Items listed in a dataset
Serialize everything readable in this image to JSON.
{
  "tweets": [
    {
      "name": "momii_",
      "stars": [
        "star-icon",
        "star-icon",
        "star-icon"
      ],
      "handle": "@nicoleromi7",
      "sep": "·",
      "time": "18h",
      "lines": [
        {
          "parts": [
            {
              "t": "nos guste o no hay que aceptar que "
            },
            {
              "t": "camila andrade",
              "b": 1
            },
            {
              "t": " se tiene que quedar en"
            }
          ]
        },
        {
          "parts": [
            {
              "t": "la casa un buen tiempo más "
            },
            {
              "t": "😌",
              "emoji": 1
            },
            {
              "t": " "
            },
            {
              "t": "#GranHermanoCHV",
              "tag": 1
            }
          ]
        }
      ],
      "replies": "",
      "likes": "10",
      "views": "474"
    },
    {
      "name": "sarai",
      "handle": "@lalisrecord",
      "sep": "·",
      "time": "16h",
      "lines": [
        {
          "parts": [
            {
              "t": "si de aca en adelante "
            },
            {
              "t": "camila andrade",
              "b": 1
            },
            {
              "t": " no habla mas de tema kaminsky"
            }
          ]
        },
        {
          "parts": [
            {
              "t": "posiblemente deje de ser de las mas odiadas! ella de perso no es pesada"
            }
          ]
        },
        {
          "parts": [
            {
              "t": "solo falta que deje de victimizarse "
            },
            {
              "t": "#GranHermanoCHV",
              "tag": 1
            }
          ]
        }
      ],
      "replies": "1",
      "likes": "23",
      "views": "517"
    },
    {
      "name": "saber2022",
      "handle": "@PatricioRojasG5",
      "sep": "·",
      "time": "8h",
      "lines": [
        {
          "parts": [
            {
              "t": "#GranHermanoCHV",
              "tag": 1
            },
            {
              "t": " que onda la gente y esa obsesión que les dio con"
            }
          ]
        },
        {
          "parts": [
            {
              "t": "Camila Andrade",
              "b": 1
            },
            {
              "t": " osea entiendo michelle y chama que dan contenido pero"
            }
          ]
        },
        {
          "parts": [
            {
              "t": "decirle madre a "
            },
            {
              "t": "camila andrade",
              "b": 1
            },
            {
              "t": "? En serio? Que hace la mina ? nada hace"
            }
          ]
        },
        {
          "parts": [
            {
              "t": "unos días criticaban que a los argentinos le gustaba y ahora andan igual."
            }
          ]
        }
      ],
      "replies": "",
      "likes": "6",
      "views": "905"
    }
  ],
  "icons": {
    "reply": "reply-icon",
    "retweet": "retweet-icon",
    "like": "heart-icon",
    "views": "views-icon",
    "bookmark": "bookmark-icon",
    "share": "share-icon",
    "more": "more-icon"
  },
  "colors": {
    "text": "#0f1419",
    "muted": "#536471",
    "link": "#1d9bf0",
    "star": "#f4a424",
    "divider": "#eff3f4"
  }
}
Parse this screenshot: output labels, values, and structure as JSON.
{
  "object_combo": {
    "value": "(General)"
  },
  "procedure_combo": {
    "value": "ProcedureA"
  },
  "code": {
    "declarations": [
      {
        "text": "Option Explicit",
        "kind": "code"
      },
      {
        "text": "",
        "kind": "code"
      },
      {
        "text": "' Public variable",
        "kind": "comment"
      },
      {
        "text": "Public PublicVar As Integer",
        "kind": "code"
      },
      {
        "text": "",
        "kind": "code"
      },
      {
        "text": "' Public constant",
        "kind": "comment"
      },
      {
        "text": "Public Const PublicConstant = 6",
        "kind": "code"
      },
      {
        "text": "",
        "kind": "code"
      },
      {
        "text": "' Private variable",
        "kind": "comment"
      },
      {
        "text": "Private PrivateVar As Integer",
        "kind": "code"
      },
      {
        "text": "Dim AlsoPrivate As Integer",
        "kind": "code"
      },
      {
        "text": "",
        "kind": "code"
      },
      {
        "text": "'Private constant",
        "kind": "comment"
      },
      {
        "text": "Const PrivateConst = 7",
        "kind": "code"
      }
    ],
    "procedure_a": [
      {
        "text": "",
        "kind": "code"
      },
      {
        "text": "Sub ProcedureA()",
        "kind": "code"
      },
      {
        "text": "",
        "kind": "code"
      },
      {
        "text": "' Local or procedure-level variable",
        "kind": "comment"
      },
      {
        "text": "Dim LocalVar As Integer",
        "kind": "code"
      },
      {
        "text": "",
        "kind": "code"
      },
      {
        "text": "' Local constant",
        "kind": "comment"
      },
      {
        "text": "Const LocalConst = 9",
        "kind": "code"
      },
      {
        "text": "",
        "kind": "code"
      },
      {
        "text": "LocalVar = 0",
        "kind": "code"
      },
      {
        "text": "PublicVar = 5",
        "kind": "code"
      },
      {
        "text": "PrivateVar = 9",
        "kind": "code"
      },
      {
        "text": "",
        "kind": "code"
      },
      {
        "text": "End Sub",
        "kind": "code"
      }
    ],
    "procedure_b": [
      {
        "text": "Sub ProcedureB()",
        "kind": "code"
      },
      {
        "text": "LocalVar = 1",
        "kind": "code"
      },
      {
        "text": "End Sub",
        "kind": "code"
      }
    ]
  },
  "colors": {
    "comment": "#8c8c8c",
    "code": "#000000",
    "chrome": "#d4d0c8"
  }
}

> **Required work**
Using the entries above, state how many lines include the word "Integer", with no other words.

> **Full answer**
4